DATASET ENTRIES:

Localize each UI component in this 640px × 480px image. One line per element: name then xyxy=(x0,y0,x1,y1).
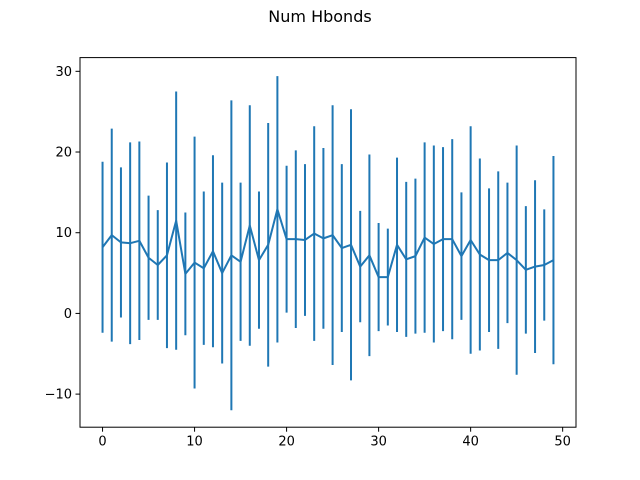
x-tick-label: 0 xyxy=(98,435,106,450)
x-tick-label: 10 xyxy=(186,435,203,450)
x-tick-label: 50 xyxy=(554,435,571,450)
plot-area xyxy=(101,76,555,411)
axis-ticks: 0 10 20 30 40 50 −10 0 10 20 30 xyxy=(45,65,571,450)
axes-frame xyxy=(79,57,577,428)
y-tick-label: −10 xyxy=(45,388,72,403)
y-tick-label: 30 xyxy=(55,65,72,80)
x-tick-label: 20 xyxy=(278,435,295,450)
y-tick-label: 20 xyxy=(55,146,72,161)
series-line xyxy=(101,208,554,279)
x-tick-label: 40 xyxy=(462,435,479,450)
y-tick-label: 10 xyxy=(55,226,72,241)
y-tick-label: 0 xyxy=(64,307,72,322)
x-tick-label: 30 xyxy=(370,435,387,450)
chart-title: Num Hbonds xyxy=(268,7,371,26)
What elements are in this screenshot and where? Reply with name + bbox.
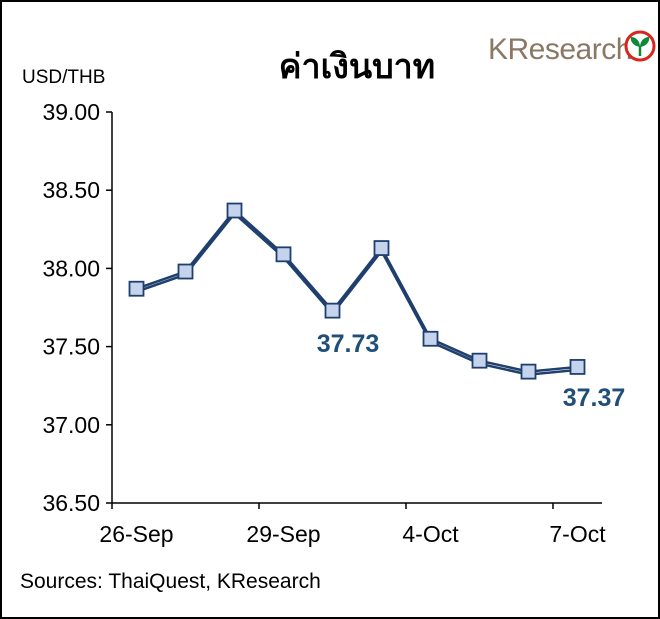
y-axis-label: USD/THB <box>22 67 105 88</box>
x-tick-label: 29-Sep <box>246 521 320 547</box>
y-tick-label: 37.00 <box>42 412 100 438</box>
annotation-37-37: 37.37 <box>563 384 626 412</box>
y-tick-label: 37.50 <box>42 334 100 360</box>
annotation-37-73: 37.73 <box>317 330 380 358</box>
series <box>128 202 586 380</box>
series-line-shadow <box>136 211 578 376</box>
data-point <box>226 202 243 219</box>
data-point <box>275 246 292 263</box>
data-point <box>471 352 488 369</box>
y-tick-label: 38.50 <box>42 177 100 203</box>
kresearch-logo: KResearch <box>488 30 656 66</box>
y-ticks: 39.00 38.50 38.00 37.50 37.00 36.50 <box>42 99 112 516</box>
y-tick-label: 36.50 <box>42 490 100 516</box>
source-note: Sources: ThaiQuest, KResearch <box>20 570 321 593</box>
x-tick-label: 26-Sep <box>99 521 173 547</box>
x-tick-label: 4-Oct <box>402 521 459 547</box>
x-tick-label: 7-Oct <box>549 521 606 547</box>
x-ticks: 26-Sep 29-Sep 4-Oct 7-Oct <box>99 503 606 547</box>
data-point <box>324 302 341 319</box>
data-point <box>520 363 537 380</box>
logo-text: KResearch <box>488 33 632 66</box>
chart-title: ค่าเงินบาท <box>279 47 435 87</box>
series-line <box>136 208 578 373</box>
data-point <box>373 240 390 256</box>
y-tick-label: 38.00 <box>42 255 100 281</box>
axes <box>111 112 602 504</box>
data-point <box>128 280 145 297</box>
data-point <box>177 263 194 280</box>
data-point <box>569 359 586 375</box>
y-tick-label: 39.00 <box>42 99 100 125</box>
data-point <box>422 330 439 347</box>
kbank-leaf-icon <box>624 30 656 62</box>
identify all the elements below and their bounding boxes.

GOAL:
Copy out the lines of the items exactly, beginning with the line containing "x-tick-label: 0 xyxy=(98,435,106,450)" and continuing through the line containing "What elements are", with both of those lines included.

THE RESPONSE:
x-tick-label: 0 xyxy=(98,435,106,450)
x-tick-label: 10 xyxy=(186,435,203,450)
x-tick-label: 50 xyxy=(554,435,571,450)
plot-area xyxy=(101,76,555,411)
axis-ticks: 0 10 20 30 40 50 −10 0 10 20 30 xyxy=(45,65,571,450)
axes-frame xyxy=(79,57,577,428)
y-tick-label: −10 xyxy=(45,388,72,403)
y-tick-label: 30 xyxy=(55,65,72,80)
x-tick-label: 20 xyxy=(278,435,295,450)
y-tick-label: 20 xyxy=(55,146,72,161)
series-line xyxy=(101,208,554,279)
x-tick-label: 40 xyxy=(462,435,479,450)
y-tick-label: 10 xyxy=(55,226,72,241)
y-tick-label: 0 xyxy=(64,307,72,322)
x-tick-label: 30 xyxy=(370,435,387,450)
chart-title: Num Hbonds xyxy=(268,7,371,26)
What elements are in this screenshot and where? Reply with name + bbox.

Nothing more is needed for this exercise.